**Listed records:**
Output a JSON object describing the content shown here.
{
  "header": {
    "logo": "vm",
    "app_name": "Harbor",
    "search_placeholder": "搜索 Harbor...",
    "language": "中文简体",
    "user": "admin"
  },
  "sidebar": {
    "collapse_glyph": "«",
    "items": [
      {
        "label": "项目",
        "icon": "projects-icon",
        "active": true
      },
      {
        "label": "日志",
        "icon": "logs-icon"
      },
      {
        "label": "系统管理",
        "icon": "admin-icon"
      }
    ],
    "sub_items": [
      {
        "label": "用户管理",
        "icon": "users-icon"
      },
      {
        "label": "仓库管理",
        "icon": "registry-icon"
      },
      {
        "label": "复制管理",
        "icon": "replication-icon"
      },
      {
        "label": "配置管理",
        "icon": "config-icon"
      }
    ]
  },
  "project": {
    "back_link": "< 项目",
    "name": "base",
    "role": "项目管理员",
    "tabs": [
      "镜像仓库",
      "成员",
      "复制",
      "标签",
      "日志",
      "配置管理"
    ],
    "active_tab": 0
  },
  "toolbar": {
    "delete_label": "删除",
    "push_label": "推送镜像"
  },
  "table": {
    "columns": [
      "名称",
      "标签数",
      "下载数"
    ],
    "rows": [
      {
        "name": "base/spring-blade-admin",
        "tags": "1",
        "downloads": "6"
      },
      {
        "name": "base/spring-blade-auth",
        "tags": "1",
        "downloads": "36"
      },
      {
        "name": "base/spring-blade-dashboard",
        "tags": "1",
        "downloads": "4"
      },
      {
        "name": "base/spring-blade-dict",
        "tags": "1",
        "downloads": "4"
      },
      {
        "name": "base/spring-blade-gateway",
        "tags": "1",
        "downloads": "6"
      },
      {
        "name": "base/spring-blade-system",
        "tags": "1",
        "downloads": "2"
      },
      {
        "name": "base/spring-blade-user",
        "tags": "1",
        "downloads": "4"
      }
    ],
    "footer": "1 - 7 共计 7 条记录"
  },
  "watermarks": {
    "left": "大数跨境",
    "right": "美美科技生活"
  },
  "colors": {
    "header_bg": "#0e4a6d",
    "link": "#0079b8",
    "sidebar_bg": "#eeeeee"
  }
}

**Task prompt:** Print all the data exactly.

**The output:**
Output a JSON object describing the content shown here.
{
  "header": {
    "logo": "vm",
    "app_name": "Harbor",
    "search_placeholder": "搜索 Harbor...",
    "language": "中文简体",
    "user": "admin"
  },
  "sidebar": {
    "collapse_glyph": "«",
    "items": [
      {
        "label": "项目",
        "icon": "projects-icon",
        "active": true
      },
      {
        "label": "日志",
        "icon": "logs-icon"
      },
      {
        "label": "系统管理",
        "icon": "admin-icon"
      }
    ],
    "sub_items": [
      {
        "label": "用户管理",
        "icon": "users-icon"
      },
      {
        "label": "仓库管理",
        "icon": "registry-icon"
      },
      {
        "label": "复制管理",
        "icon": "replication-icon"
      },
      {
        "label": "配置管理",
        "icon": "config-icon"
      }
    ]
  },
  "project": {
    "back_link": "< 项目",
    "name": "base",
    "role": "项目管理员",
    "tabs": [
      "镜像仓库",
      "成员",
      "复制",
      "标签",
      "日志",
      "配置管理"
    ],
    "active_tab": 0
  },
  "toolbar": {
    "delete_label": "删除",
    "push_label": "推送镜像"
  },
  "table": {
    "columns": [
      "名称",
      "标签数",
      "下载数"
    ],
    "rows": [
      {
        "name": "base/spring-blade-admin",
        "tags": "1",
        "downloads": "6"
      },
      {
        "name": "base/spring-blade-auth",
        "tags": "1",
        "downloads": "36"
      },
      {
        "name": "base/spring-blade-dashboard",
        "tags": "1",
        "downloads": "4"
      },
      {
        "name": "base/spring-blade-dict",
        "tags": "1",
        "downloads": "4"
      },
      {
        "name": "base/spring-blade-gateway",
        "tags": "1",
        "downloads": "6"
      },
      {
        "name": "base/spring-blade-system",
        "tags": "1",
        "downloads": "2"
      },
      {
        "name": "base/spring-blade-user",
        "tags": "1",
        "downloads": "4"
      }
    ],
    "footer": "1 - 7 共计 7 条记录"
  },
  "watermarks": {
    "left": "大数跨境",
    "right": "美美科技生活"
  },
  "colors": {
    "header_bg": "#0e4a6d",
    "link": "#0079b8",
    "sidebar_bg": "#eeeeee"
  }
}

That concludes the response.